• **TASK PROMPT**:
Give only the number of lines in the data that include the string "makter".

(Data records)
§ §

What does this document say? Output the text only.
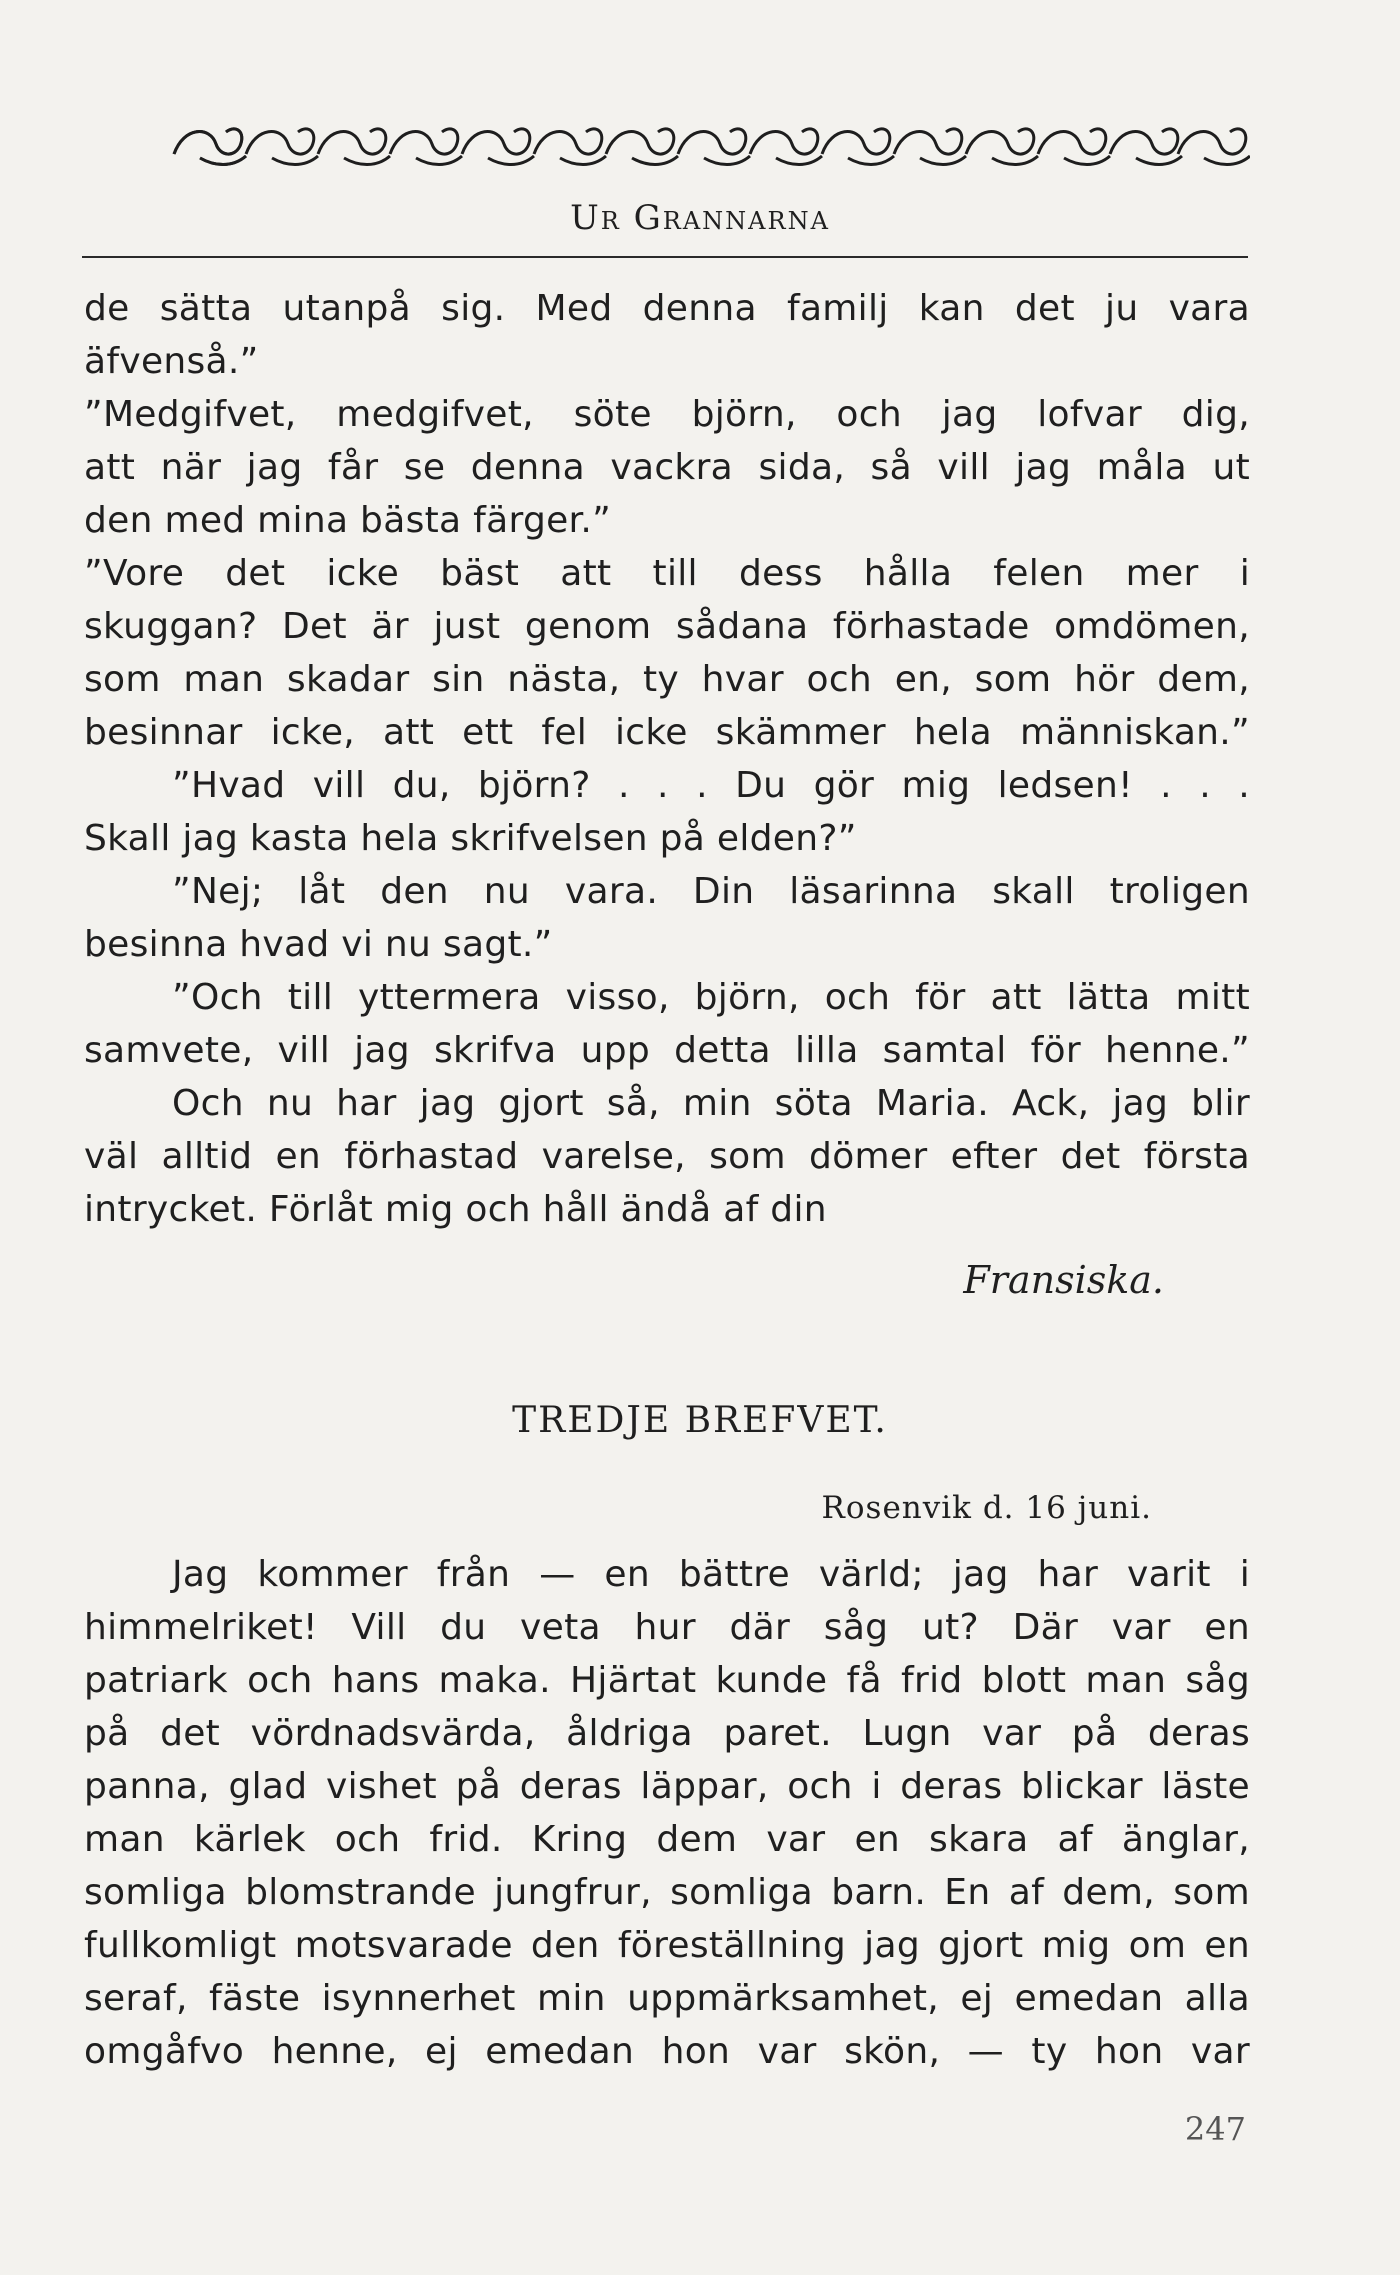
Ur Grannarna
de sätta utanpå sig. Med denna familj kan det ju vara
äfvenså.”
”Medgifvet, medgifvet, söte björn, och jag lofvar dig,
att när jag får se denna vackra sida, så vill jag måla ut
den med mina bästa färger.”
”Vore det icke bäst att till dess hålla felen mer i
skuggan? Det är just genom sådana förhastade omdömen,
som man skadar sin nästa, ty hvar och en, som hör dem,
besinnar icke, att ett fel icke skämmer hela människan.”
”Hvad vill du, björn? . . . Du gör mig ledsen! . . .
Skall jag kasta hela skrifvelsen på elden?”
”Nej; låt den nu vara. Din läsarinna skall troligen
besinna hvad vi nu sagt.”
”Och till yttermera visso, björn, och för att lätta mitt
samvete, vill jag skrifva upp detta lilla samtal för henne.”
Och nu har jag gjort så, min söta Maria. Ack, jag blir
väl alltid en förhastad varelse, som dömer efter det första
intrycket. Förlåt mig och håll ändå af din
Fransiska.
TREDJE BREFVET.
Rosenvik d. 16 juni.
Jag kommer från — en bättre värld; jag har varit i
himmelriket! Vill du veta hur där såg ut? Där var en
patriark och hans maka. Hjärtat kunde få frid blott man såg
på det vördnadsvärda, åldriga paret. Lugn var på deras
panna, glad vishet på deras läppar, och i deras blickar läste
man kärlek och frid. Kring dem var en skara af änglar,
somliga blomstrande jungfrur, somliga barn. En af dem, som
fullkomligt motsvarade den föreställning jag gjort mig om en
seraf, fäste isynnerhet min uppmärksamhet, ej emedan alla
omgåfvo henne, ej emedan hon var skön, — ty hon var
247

§ §

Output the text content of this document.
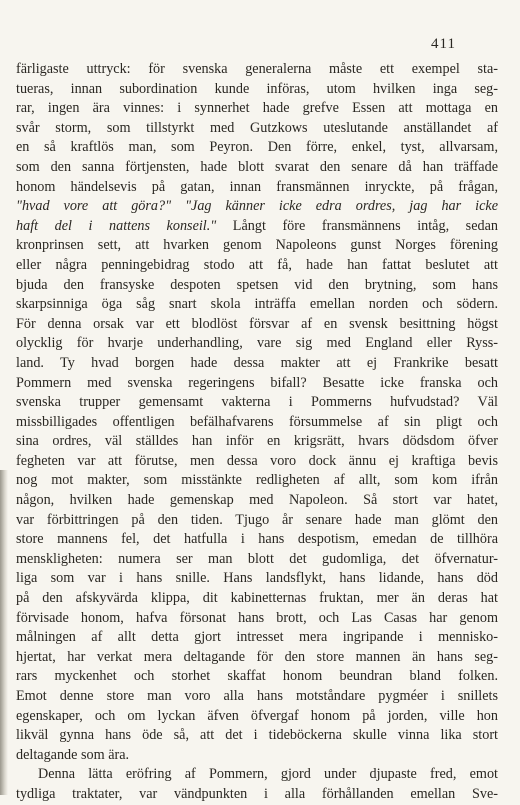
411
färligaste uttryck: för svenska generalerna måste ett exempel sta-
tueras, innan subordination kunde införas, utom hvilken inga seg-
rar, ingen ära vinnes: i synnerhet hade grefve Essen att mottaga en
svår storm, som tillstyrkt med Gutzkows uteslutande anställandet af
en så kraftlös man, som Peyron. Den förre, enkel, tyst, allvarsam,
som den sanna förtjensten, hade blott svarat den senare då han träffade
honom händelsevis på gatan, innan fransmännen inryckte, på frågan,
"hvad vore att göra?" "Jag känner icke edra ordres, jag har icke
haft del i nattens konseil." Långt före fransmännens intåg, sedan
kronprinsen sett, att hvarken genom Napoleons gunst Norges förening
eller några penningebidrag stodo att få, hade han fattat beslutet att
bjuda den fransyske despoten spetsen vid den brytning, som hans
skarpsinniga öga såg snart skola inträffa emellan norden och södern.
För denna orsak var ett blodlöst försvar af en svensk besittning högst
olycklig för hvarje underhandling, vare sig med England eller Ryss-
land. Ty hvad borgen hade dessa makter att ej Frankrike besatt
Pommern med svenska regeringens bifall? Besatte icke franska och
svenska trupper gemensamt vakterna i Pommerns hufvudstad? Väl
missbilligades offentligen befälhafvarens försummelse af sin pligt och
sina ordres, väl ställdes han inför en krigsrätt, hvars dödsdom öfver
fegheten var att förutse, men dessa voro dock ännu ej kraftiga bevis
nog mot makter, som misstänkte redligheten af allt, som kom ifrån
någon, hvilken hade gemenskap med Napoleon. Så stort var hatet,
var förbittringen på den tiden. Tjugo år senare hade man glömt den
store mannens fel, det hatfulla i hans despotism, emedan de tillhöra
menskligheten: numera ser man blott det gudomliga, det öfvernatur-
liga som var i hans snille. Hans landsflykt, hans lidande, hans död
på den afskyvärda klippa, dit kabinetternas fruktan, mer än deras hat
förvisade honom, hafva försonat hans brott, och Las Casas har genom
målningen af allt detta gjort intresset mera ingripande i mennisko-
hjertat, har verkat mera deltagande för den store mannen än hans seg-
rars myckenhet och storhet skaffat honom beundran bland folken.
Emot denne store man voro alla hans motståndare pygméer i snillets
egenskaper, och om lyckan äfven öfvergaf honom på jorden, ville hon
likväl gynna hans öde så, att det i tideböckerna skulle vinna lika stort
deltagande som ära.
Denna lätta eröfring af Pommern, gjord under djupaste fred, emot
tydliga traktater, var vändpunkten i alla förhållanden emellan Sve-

§ §

• **FINISHED TASK**:
2